◆ **Stated goal**
Copy out the lines that include the word "value".

◆ **Task material**
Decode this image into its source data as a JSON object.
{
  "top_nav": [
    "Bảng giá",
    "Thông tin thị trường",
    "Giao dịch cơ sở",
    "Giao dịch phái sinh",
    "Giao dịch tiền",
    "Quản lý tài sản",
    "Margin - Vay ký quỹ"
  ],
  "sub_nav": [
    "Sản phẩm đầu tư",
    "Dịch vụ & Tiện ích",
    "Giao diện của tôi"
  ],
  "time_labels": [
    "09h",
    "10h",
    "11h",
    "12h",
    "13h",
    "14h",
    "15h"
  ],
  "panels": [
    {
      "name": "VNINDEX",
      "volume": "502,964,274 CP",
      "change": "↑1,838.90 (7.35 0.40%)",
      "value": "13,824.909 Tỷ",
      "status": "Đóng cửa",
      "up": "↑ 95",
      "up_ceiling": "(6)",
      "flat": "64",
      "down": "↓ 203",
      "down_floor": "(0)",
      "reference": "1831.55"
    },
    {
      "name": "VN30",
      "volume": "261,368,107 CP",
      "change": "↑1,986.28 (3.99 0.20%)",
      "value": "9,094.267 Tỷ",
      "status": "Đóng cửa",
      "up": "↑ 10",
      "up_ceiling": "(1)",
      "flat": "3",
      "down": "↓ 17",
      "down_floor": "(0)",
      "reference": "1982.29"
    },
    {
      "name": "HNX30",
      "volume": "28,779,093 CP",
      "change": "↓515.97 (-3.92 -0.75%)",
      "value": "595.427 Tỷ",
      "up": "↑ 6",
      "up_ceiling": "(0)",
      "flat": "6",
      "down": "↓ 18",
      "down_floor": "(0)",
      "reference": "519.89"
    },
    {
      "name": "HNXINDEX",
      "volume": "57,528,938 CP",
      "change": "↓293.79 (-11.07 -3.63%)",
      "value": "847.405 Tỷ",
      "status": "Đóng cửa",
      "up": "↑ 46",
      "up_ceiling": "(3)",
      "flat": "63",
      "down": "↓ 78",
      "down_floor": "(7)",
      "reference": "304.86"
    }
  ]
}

◆ **Task response**
      "value": "13,824.909 Tỷ",
      "value": "9,094.267 Tỷ",
      "value": "595.427 Tỷ",
      "value": "847.405 Tỷ",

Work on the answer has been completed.